Exercise prompt: Search the data for the string "content" and gather each line it is in.

===============

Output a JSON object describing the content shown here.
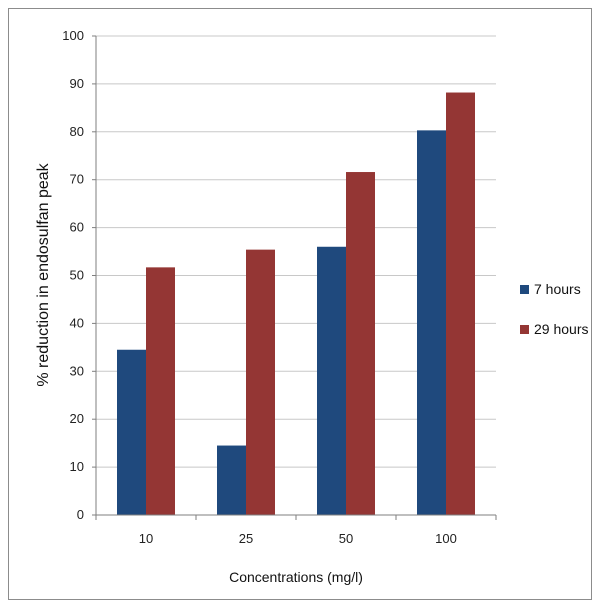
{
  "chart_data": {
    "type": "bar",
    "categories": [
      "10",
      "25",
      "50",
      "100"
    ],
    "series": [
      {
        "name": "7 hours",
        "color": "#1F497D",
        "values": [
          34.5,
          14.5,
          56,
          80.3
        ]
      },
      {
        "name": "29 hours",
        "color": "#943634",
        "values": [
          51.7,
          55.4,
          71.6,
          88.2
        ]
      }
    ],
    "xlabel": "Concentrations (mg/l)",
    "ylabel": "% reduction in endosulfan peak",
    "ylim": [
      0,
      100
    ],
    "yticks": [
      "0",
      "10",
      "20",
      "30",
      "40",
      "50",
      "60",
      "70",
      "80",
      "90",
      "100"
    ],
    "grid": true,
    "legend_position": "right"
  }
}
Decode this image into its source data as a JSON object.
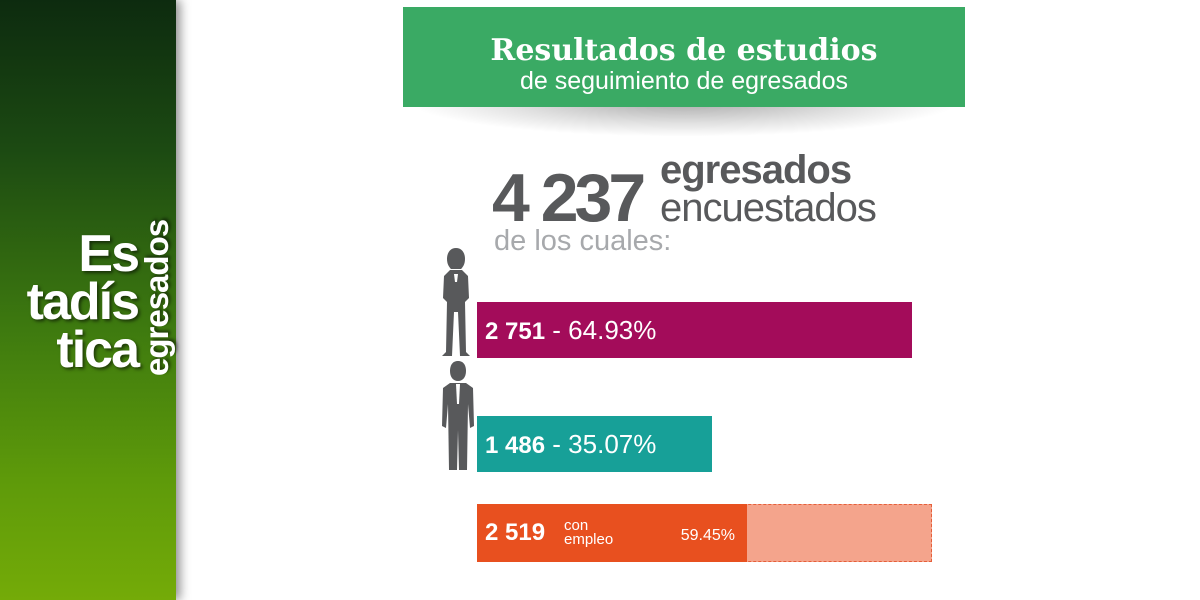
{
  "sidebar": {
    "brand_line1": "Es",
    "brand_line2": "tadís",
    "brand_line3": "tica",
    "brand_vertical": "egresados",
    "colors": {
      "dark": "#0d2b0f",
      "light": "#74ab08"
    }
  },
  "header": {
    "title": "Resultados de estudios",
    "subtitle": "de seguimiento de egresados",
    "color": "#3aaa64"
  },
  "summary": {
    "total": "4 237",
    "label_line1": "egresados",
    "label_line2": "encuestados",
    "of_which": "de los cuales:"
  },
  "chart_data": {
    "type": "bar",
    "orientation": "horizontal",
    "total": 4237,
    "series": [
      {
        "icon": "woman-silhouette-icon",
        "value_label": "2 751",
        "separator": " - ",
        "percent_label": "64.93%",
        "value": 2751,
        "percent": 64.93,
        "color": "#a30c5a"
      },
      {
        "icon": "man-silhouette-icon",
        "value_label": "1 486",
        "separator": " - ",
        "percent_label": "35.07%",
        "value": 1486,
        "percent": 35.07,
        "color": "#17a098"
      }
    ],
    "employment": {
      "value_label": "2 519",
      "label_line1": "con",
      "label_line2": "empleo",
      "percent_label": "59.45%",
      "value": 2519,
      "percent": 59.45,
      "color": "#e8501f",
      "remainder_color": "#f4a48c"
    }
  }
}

===============

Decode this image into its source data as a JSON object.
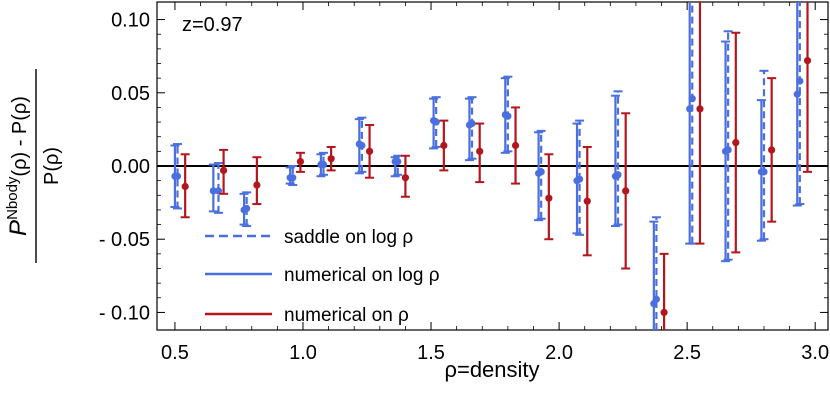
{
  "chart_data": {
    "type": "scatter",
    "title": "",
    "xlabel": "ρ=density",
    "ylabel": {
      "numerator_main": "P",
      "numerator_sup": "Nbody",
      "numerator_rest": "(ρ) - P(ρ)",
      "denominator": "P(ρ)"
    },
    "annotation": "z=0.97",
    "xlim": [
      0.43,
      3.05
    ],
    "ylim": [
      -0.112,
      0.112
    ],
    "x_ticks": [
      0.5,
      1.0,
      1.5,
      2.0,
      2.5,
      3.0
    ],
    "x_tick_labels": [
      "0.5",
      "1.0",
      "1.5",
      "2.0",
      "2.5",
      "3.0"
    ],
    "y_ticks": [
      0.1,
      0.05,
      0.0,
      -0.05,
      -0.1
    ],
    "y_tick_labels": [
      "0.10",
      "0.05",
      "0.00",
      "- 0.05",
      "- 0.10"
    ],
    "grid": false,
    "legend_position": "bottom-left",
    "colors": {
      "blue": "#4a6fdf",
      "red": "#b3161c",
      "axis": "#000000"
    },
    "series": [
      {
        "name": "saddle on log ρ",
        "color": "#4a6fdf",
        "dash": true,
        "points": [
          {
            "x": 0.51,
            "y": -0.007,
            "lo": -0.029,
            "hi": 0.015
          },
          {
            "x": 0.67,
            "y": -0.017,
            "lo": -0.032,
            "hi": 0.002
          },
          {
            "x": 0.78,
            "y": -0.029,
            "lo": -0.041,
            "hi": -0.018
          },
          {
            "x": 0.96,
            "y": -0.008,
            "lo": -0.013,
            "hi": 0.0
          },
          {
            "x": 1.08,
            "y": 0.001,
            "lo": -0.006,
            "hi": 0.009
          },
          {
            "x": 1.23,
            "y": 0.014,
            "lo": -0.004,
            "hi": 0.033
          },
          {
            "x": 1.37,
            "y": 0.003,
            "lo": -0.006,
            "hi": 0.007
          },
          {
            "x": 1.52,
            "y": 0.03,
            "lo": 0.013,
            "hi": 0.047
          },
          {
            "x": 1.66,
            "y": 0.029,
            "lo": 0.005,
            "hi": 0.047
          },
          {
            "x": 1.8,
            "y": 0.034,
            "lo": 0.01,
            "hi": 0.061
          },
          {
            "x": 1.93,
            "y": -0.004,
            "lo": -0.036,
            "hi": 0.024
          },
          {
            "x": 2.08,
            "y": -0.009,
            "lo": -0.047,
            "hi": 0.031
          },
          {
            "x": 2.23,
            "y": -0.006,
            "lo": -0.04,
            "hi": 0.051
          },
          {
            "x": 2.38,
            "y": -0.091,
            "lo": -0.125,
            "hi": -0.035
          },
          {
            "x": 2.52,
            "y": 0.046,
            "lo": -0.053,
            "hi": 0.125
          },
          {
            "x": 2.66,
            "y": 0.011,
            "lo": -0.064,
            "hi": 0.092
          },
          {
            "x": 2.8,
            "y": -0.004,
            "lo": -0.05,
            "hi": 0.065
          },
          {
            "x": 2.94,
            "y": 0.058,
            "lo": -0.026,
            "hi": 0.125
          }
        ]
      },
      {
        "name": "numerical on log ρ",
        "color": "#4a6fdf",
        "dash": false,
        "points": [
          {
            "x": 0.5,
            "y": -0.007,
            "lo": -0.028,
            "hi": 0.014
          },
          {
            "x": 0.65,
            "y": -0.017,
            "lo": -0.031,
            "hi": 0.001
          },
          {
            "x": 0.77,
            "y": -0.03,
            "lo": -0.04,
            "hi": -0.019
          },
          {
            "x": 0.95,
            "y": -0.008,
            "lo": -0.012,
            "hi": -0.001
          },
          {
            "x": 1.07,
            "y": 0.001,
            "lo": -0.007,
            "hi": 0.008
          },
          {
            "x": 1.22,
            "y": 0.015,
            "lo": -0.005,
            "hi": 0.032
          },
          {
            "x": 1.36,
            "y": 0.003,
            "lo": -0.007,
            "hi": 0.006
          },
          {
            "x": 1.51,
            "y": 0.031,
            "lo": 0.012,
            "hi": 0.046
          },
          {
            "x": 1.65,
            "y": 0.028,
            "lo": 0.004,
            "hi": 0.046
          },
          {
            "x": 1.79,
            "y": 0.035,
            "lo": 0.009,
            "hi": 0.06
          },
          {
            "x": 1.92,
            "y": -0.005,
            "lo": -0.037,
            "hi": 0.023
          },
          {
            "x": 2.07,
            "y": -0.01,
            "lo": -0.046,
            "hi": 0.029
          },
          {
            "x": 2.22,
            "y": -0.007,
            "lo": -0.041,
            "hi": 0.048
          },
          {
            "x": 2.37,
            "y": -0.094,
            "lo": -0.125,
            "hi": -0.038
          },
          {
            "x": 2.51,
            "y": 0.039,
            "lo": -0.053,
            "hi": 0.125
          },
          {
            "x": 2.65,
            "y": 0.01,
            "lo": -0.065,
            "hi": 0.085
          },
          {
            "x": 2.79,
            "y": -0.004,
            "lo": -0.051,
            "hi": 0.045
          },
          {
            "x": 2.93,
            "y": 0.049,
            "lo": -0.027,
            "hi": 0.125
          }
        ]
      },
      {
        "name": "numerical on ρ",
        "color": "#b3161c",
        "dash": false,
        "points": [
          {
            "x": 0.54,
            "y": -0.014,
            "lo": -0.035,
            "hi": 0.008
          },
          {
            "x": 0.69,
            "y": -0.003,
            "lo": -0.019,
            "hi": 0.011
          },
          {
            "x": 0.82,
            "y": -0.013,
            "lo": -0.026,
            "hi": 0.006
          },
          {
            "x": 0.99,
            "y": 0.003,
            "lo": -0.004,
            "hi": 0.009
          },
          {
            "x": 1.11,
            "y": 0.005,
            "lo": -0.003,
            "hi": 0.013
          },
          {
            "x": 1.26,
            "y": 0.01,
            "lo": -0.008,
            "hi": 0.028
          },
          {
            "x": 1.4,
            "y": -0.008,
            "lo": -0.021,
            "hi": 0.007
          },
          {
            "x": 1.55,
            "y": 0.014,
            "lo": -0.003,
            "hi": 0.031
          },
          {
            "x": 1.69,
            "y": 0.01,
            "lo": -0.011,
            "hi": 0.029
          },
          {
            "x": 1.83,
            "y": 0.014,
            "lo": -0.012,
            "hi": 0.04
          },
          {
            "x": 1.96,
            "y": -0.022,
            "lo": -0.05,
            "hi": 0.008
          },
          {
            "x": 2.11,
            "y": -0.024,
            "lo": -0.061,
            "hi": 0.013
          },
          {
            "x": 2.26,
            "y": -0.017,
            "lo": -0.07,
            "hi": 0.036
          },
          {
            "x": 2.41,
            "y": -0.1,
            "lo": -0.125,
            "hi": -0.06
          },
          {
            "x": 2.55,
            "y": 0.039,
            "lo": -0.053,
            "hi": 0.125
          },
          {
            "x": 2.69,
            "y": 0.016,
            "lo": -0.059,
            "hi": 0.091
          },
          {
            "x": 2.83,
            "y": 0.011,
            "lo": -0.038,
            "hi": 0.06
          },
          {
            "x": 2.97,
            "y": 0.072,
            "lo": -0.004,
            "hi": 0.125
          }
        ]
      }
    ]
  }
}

===============

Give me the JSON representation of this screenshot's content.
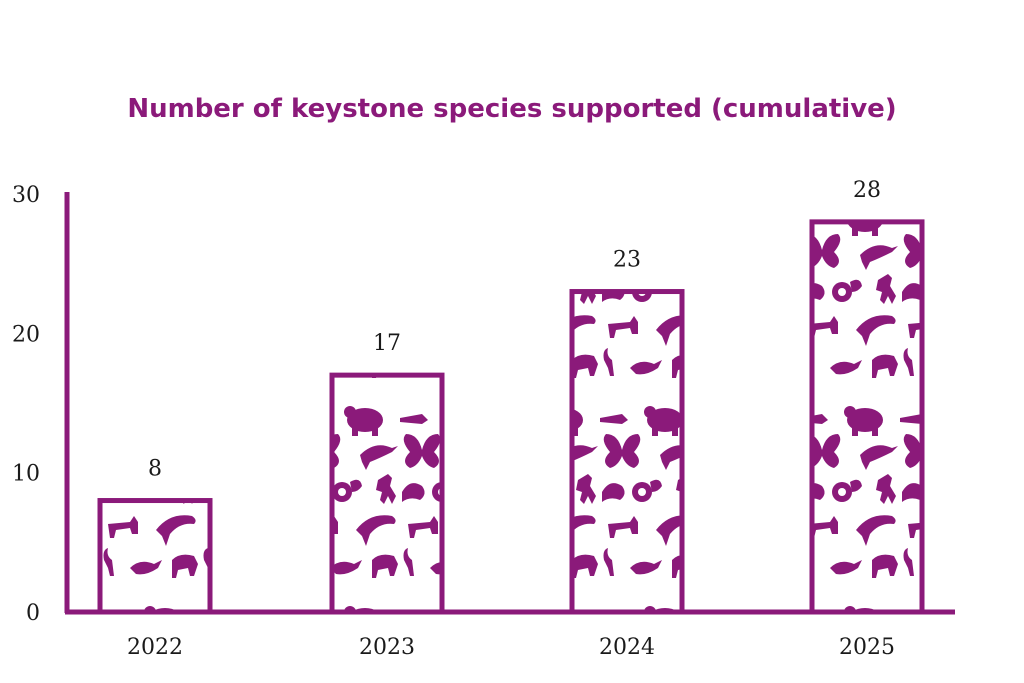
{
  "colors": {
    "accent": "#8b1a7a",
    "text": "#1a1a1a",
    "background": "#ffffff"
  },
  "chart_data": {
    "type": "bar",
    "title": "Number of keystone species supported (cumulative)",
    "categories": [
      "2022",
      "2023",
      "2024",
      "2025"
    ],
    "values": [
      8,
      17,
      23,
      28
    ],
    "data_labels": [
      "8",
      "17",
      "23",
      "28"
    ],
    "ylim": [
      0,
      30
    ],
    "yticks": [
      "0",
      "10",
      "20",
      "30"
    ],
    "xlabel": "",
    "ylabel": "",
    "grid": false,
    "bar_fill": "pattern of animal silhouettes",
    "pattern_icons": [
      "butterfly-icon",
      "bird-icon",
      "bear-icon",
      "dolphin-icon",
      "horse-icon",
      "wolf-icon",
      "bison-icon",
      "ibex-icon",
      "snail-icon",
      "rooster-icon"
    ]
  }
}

===============

Written answer:
Output a JSON object describing the content shown here.
Give me the JSON representation of this screenshot's content.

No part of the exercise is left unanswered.